EXERCISE => Output the material beneath exactly, leaving nothing out.

EXERCISE INPUTS =>

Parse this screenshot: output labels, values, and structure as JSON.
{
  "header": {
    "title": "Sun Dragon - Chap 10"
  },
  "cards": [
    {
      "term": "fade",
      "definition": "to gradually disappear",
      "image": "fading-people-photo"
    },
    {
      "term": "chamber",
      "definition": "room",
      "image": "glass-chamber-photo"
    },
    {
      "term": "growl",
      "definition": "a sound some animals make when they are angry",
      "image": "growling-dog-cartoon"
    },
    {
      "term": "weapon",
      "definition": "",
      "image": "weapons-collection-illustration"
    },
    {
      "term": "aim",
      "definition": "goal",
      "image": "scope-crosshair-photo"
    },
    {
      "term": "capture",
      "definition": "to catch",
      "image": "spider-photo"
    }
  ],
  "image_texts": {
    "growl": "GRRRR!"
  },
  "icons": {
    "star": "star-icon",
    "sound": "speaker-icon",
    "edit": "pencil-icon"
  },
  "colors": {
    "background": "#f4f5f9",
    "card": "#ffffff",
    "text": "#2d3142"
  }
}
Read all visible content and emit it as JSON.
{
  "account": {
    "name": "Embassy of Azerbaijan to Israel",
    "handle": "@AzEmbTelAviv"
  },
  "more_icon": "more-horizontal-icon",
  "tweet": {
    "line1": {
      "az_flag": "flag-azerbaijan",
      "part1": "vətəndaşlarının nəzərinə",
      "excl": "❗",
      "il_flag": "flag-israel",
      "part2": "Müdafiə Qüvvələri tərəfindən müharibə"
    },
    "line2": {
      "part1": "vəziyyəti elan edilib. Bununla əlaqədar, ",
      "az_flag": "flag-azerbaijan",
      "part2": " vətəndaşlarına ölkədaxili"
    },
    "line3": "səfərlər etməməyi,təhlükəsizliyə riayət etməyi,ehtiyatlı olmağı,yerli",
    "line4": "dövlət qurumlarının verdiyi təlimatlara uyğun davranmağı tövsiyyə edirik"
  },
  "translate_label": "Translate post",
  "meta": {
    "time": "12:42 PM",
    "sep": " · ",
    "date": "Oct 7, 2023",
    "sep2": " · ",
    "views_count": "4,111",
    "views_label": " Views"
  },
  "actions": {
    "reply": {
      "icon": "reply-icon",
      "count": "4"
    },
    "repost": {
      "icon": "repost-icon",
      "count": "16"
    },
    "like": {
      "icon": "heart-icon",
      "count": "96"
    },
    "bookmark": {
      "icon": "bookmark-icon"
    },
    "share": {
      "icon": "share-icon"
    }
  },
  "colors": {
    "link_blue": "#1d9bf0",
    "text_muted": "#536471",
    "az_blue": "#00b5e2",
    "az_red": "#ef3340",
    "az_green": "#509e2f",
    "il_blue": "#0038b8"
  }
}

SOLUTION TO THE EXERCISE =>
Parse this screenshot: output labels, values, and structure as JSON.
{
  "header": {
    "title": "Sun Dragon - Chap 10"
  },
  "cards": [
    {
      "term": "fade",
      "definition": "to gradually disappear",
      "image": "fading-people-photo"
    },
    {
      "term": "chamber",
      "definition": "room",
      "image": "glass-chamber-photo"
    },
    {
      "term": "growl",
      "definition": "a sound some animals make when they are angry",
      "image": "growling-dog-cartoon"
    },
    {
      "term": "weapon",
      "definition": "",
      "image": "weapons-collection-illustration"
    },
    {
      "term": "aim",
      "definition": "goal",
      "image": "scope-crosshair-photo"
    },
    {
      "term": "capture",
      "definition": "to catch",
      "image": "spider-photo"
    }
  ],
  "image_texts": {
    "growl": "GRRRR!"
  },
  "icons": {
    "star": "star-icon",
    "sound": "speaker-icon",
    "edit": "pencil-icon"
  },
  "colors": {
    "background": "#f4f5f9",
    "card": "#ffffff",
    "text": "#2d3142"
  }
}
Read all visible content and emit it as JSON.
{
  "account": {
    "name": "Embassy of Azerbaijan to Israel",
    "handle": "@AzEmbTelAviv"
  },
  "more_icon": "more-horizontal-icon",
  "tweet": {
    "line1": {
      "az_flag": "flag-azerbaijan",
      "part1": "vətəndaşlarının nəzərinə",
      "excl": "❗",
      "il_flag": "flag-israel",
      "part2": "Müdafiə Qüvvələri tərəfindən müharibə"
    },
    "line2": {
      "part1": "vəziyyəti elan edilib. Bununla əlaqədar, ",
      "az_flag": "flag-azerbaijan",
      "part2": " vətəndaşlarına ölkədaxili"
    },
    "line3": "səfərlər etməməyi,təhlükəsizliyə riayət etməyi,ehtiyatlı olmağı,yerli",
    "line4": "dövlət qurumlarının verdiyi təlimatlara uyğun davranmağı tövsiyyə edirik"
  },
  "translate_label": "Translate post",
  "meta": {
    "time": "12:42 PM",
    "sep": " · ",
    "date": "Oct 7, 2023",
    "sep2": " · ",
    "views_count": "4,111",
    "views_label": " Views"
  },
  "actions": {
    "reply": {
      "icon": "reply-icon",
      "count": "4"
    },
    "repost": {
      "icon": "repost-icon",
      "count": "16"
    },
    "like": {
      "icon": "heart-icon",
      "count": "96"
    },
    "bookmark": {
      "icon": "bookmark-icon"
    },
    "share": {
      "icon": "share-icon"
    }
  },
  "colors": {
    "link_blue": "#1d9bf0",
    "text_muted": "#536471",
    "az_blue": "#00b5e2",
    "az_red": "#ef3340",
    "az_green": "#509e2f",
    "il_blue": "#0038b8"
  }
}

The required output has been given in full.